──────── RECORDS FOR THE TASK ────────

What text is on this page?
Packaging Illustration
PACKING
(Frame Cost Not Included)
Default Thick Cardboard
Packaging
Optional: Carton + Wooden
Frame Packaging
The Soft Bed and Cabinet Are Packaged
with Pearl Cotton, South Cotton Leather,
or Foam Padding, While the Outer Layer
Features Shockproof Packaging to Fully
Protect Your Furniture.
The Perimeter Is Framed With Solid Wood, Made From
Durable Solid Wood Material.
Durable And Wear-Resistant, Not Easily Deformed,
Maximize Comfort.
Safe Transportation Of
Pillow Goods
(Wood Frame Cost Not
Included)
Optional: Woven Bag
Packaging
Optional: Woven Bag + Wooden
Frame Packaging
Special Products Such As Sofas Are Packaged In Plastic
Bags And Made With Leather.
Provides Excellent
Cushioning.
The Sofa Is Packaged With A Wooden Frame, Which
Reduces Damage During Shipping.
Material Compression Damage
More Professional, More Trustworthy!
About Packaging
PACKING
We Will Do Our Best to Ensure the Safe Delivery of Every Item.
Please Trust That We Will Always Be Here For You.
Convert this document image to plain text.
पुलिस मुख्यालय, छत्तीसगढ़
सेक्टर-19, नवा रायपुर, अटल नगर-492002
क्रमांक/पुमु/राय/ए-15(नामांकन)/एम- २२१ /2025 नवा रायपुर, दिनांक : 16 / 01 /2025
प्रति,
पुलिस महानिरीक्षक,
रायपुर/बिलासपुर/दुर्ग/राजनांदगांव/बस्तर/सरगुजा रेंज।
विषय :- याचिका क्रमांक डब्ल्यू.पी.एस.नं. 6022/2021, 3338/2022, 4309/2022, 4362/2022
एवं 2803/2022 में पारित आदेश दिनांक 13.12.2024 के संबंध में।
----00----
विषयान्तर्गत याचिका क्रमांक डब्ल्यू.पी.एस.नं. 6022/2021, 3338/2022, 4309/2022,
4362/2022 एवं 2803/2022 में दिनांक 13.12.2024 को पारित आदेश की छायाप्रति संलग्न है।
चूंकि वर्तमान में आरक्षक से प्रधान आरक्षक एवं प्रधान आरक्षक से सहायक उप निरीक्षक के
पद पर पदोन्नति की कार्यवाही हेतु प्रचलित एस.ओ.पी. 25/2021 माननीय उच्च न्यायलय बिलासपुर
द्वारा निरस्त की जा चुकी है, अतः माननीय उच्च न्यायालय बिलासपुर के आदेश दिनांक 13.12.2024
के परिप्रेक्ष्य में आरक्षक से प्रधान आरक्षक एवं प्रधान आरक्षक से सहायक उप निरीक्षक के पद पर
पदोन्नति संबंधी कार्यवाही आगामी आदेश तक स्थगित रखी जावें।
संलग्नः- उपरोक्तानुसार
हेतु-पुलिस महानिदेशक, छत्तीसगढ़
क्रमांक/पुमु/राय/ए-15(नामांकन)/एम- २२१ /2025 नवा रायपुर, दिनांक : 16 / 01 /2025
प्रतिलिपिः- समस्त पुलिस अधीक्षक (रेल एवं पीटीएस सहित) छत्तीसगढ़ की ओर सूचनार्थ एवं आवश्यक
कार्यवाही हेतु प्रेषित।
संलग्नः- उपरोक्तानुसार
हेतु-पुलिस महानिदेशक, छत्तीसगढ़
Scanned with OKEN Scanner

────────

● **TO DO**
Take the lines above and print them exactly.

● **RESPONSE**
What text is on this page?
Packaging Illustration
PACKING
(Frame Cost Not Included)
Default Thick Cardboard
Packaging
Optional: Carton + Wooden
Frame Packaging
The Soft Bed and Cabinet Are Packaged
with Pearl Cotton, South Cotton Leather,
or Foam Padding, While the Outer Layer
Features Shockproof Packaging to Fully
Protect Your Furniture.
The Perimeter Is Framed With Solid Wood, Made From
Durable Solid Wood Material.
Durable And Wear-Resistant, Not Easily Deformed,
Maximize Comfort.
Safe Transportation Of
Pillow Goods
(Wood Frame Cost Not
Included)
Optional: Woven Bag
Packaging
Optional: Woven Bag + Wooden
Frame Packaging
Special Products Such As Sofas Are Packaged In Plastic
Bags And Made With Leather.
Provides Excellent
Cushioning.
The Sofa Is Packaged With A Wooden Frame, Which
Reduces Damage During Shipping.
Material Compression Damage
More Professional, More Trustworthy!
About Packaging
PACKING
We Will Do Our Best to Ensure the Safe Delivery of Every Item.
Please Trust That We Will Always Be Here For You.
Convert this document image to plain text.
पुलिस मुख्यालय, छत्तीसगढ़
सेक्टर-19, नवा रायपुर, अटल नगर-492002
क्रमांक/पुमु/राय/ए-15(नामांकन)/एम- २२१ /2025 नवा रायपुर, दिनांक : 16 / 01 /2025
प्रति,
पुलिस महानिरीक्षक,
रायपुर/बिलासपुर/दुर्ग/राजनांदगांव/बस्तर/सरगुजा रेंज।
विषय :- याचिका क्रमांक डब्ल्यू.पी.एस.नं. 6022/2021, 3338/2022, 4309/2022, 4362/2022
एवं 2803/2022 में पारित आदेश दिनांक 13.12.2024 के संबंध में।
----00----
विषयान्तर्गत याचिका क्रमांक डब्ल्यू.पी.एस.नं. 6022/2021, 3338/2022, 4309/2022,
4362/2022 एवं 2803/2022 में दिनांक 13.12.2024 को पारित आदेश की छायाप्रति संलग्न है।
चूंकि वर्तमान में आरक्षक से प्रधान आरक्षक एवं प्रधान आरक्षक से सहायक उप निरीक्षक के
पद पर पदोन्नति की कार्यवाही हेतु प्रचलित एस.ओ.पी. 25/2021 माननीय उच्च न्यायलय बिलासपुर
द्वारा निरस्त की जा चुकी है, अतः माननीय उच्च न्यायालय बिलासपुर के आदेश दिनांक 13.12.2024
के परिप्रेक्ष्य में आरक्षक से प्रधान आरक्षक एवं प्रधान आरक्षक से सहायक उप निरीक्षक के पद पर
पदोन्नति संबंधी कार्यवाही आगामी आदेश तक स्थगित रखी जावें।
संलग्नः- उपरोक्तानुसार
हेतु-पुलिस महानिदेशक, छत्तीसगढ़
क्रमांक/पुमु/राय/ए-15(नामांकन)/एम- २२१ /2025 नवा रायपुर, दिनांक : 16 / 01 /2025
प्रतिलिपिः- समस्त पुलिस अधीक्षक (रेल एवं पीटीएस सहित) छत्तीसगढ़ की ओर सूचनार्थ एवं आवश्यक
कार्यवाही हेतु प्रेषित।
संलग्नः- उपरोक्तानुसार
हेतु-पुलिस महानिदेशक, छत्तीसगढ़
Scanned with OKEN Scanner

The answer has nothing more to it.